Exercise input:
● ● ● ● ●

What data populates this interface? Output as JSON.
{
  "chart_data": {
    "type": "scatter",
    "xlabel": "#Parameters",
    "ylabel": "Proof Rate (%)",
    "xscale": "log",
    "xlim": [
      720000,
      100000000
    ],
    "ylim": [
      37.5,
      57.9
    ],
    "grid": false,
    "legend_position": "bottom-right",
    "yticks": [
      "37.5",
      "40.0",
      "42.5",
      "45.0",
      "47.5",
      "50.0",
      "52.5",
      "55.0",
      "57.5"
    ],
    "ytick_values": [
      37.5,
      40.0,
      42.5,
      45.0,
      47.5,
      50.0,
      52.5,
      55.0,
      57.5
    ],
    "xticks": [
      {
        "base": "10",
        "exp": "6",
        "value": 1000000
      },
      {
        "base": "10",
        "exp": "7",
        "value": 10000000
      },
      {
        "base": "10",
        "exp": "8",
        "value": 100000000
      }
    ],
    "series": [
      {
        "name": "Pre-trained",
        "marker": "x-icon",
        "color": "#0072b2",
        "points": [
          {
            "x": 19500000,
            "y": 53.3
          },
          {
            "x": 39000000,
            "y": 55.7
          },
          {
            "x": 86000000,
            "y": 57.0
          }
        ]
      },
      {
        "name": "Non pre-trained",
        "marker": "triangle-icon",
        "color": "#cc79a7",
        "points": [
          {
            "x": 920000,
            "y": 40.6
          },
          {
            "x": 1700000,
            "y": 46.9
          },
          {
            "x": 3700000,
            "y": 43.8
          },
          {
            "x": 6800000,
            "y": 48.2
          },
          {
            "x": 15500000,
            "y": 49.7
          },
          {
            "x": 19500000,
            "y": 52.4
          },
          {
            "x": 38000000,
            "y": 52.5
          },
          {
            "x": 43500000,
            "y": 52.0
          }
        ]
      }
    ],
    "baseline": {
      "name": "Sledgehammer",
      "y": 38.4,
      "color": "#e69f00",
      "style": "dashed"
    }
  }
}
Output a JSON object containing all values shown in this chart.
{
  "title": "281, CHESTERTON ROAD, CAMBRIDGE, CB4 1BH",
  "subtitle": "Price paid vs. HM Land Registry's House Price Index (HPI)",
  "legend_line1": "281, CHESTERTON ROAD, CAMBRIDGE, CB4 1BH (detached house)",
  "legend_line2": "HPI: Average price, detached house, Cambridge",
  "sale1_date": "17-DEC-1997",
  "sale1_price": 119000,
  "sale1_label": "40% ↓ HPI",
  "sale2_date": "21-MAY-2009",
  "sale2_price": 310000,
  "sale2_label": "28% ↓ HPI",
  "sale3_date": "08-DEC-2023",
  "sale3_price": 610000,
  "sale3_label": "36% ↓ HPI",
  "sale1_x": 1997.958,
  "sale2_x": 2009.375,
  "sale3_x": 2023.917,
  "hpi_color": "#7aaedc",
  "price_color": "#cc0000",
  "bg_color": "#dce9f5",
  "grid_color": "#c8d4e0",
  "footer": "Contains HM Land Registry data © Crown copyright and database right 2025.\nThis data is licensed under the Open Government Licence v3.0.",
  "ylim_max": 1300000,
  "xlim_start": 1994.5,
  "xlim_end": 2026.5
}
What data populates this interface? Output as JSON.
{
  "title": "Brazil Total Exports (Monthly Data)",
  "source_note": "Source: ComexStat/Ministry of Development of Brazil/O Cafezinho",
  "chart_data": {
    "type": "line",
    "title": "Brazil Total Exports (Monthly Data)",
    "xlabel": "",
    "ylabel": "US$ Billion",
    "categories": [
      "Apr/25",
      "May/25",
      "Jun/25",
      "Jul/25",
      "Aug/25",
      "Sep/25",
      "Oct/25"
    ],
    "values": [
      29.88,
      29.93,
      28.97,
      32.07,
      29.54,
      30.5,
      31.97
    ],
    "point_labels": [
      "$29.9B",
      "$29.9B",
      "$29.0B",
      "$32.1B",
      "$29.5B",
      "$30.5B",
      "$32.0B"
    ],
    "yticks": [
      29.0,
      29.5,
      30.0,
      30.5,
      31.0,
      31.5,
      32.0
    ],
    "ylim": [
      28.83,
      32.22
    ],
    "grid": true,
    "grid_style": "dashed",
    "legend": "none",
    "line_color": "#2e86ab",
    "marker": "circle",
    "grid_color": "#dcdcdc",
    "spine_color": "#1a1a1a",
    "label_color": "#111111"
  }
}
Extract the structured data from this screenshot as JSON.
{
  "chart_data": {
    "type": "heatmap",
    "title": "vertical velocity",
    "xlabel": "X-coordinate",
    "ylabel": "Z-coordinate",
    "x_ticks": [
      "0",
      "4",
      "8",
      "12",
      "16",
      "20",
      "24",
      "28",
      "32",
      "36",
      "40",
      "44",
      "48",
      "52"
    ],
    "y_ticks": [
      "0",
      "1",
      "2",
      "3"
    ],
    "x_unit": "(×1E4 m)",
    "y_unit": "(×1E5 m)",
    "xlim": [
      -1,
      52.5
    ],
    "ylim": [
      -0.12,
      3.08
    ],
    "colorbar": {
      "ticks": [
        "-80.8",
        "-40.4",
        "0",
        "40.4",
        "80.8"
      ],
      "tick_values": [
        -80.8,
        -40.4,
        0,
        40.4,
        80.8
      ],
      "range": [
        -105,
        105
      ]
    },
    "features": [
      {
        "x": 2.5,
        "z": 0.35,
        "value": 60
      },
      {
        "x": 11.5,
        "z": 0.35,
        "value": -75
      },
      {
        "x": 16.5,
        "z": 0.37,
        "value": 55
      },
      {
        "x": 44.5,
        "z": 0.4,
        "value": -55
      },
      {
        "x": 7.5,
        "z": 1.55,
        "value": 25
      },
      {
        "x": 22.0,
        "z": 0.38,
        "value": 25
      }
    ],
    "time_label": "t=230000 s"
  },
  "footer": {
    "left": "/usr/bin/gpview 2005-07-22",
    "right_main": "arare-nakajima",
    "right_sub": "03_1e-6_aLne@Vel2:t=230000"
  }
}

● ● ● ● ●

Exact copies of all the records are required.

Full solution:
What data populates this interface? Output as JSON.
{
  "chart_data": {
    "type": "scatter",
    "xlabel": "#Parameters",
    "ylabel": "Proof Rate (%)",
    "xscale": "log",
    "xlim": [
      720000,
      100000000
    ],
    "ylim": [
      37.5,
      57.9
    ],
    "grid": false,
    "legend_position": "bottom-right",
    "yticks": [
      "37.5",
      "40.0",
      "42.5",
      "45.0",
      "47.5",
      "50.0",
      "52.5",
      "55.0",
      "57.5"
    ],
    "ytick_values": [
      37.5,
      40.0,
      42.5,
      45.0,
      47.5,
      50.0,
      52.5,
      55.0,
      57.5
    ],
    "xticks": [
      {
        "base": "10",
        "exp": "6",
        "value": 1000000
      },
      {
        "base": "10",
        "exp": "7",
        "value": 10000000
      },
      {
        "base": "10",
        "exp": "8",
        "value": 100000000
      }
    ],
    "series": [
      {
        "name": "Pre-trained",
        "marker": "x-icon",
        "color": "#0072b2",
        "points": [
          {
            "x": 19500000,
            "y": 53.3
          },
          {
            "x": 39000000,
            "y": 55.7
          },
          {
            "x": 86000000,
            "y": 57.0
          }
        ]
      },
      {
        "name": "Non pre-trained",
        "marker": "triangle-icon",
        "color": "#cc79a7",
        "points": [
          {
            "x": 920000,
            "y": 40.6
          },
          {
            "x": 1700000,
            "y": 46.9
          },
          {
            "x": 3700000,
            "y": 43.8
          },
          {
            "x": 6800000,
            "y": 48.2
          },
          {
            "x": 15500000,
            "y": 49.7
          },
          {
            "x": 19500000,
            "y": 52.4
          },
          {
            "x": 38000000,
            "y": 52.5
          },
          {
            "x": 43500000,
            "y": 52.0
          }
        ]
      }
    ],
    "baseline": {
      "name": "Sledgehammer",
      "y": 38.4,
      "color": "#e69f00",
      "style": "dashed"
    }
  }
}
Output a JSON object containing all values shown in this chart.
{
  "title": "281, CHESTERTON ROAD, CAMBRIDGE, CB4 1BH",
  "subtitle": "Price paid vs. HM Land Registry's House Price Index (HPI)",
  "legend_line1": "281, CHESTERTON ROAD, CAMBRIDGE, CB4 1BH (detached house)",
  "legend_line2": "HPI: Average price, detached house, Cambridge",
  "sale1_date": "17-DEC-1997",
  "sale1_price": 119000,
  "sale1_label": "40% ↓ HPI",
  "sale2_date": "21-MAY-2009",
  "sale2_price": 310000,
  "sale2_label": "28% ↓ HPI",
  "sale3_date": "08-DEC-2023",
  "sale3_price": 610000,
  "sale3_label": "36% ↓ HPI",
  "sale1_x": 1997.958,
  "sale2_x": 2009.375,
  "sale3_x": 2023.917,
  "hpi_color": "#7aaedc",
  "price_color": "#cc0000",
  "bg_color": "#dce9f5",
  "grid_color": "#c8d4e0",
  "footer": "Contains HM Land Registry data © Crown copyright and database right 2025.\nThis data is licensed under the Open Government Licence v3.0.",
  "ylim_max": 1300000,
  "xlim_start": 1994.5,
  "xlim_end": 2026.5
}
What data populates this interface? Output as JSON.
{
  "title": "Brazil Total Exports (Monthly Data)",
  "source_note": "Source: ComexStat/Ministry of Development of Brazil/O Cafezinho",
  "chart_data": {
    "type": "line",
    "title": "Brazil Total Exports (Monthly Data)",
    "xlabel": "",
    "ylabel": "US$ Billion",
    "categories": [
      "Apr/25",
      "May/25",
      "Jun/25",
      "Jul/25",
      "Aug/25",
      "Sep/25",
      "Oct/25"
    ],
    "values": [
      29.88,
      29.93,
      28.97,
      32.07,
      29.54,
      30.5,
      31.97
    ],
    "point_labels": [
      "$29.9B",
      "$29.9B",
      "$29.0B",
      "$32.1B",
      "$29.5B",
      "$30.5B",
      "$32.0B"
    ],
    "yticks": [
      29.0,
      29.5,
      30.0,
      30.5,
      31.0,
      31.5,
      32.0
    ],
    "ylim": [
      28.83,
      32.22
    ],
    "grid": true,
    "grid_style": "dashed",
    "legend": "none",
    "line_color": "#2e86ab",
    "marker": "circle",
    "grid_color": "#dcdcdc",
    "spine_color": "#1a1a1a",
    "label_color": "#111111"
  }
}
Extract the structured data from this screenshot as JSON.
{
  "chart_data": {
    "type": "heatmap",
    "title": "vertical velocity",
    "xlabel": "X-coordinate",
    "ylabel": "Z-coordinate",
    "x_ticks": [
      "0",
      "4",
      "8",
      "12",
      "16",
      "20",
      "24",
      "28",
      "32",
      "36",
      "40",
      "44",
      "48",
      "52"
    ],
    "y_ticks": [
      "0",
      "1",
      "2",
      "3"
    ],
    "x_unit": "(×1E4 m)",
    "y_unit": "(×1E5 m)",
    "xlim": [
      -1,
      52.5
    ],
    "ylim": [
      -0.12,
      3.08
    ],
    "colorbar": {
      "ticks": [
        "-80.8",
        "-40.4",
        "0",
        "40.4",
        "80.8"
      ],
      "tick_values": [
        -80.8,
        -40.4,
        0,
        40.4,
        80.8
      ],
      "range": [
        -105,
        105
      ]
    },
    "features": [
      {
        "x": 2.5,
        "z": 0.35,
        "value": 60
      },
      {
        "x": 11.5,
        "z": 0.35,
        "value": -75
      },
      {
        "x": 16.5,
        "z": 0.37,
        "value": 55
      },
      {
        "x": 44.5,
        "z": 0.4,
        "value": -55
      },
      {
        "x": 7.5,
        "z": 1.55,
        "value": 25
      },
      {
        "x": 22.0,
        "z": 0.38,
        "value": 25
      }
    ],
    "time_label": "t=230000 s"
  },
  "footer": {
    "left": "/usr/bin/gpview 2005-07-22",
    "right_main": "arare-nakajima",
    "right_sub": "03_1e-6_aLne@Vel2:t=230000"
  }
}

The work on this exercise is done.